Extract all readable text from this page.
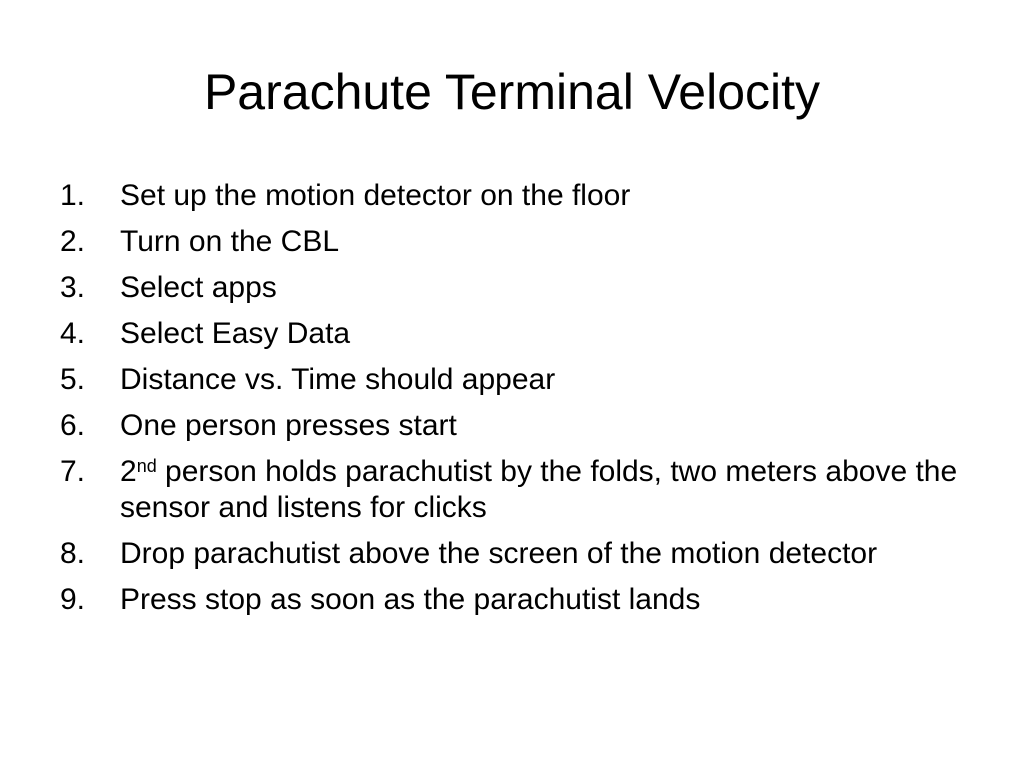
Parachute Terminal Velocity
1.	Set up the motion detector on the floor
2.	Turn on the CBL
3.	Select apps
4.	Select Easy Data
5.	Distance vs. Time should appear
6.	One person presses start
7.	2nd person holds parachutist by the folds, two meters above the sensor and listens for clicks
8.	Drop parachutist above the screen of the motion detector
9.	Press stop as soon as the parachutist lands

• • • • • • •

DO THIS
Write the listing above out again exactly, dropping each image.

FULL ANSWER
Extract all readable text from this page.
Parachute Terminal Velocity
1.	Set up the motion detector on the floor
2.	Turn on the CBL
3.	Select apps
4.	Select Easy Data
5.	Distance vs. Time should appear
6.	One person presses start
7.	2nd person holds parachutist by the folds, two meters above the sensor and listens for clicks
8.	Drop parachutist above the screen of the motion detector
9.	Press stop as soon as the parachutist lands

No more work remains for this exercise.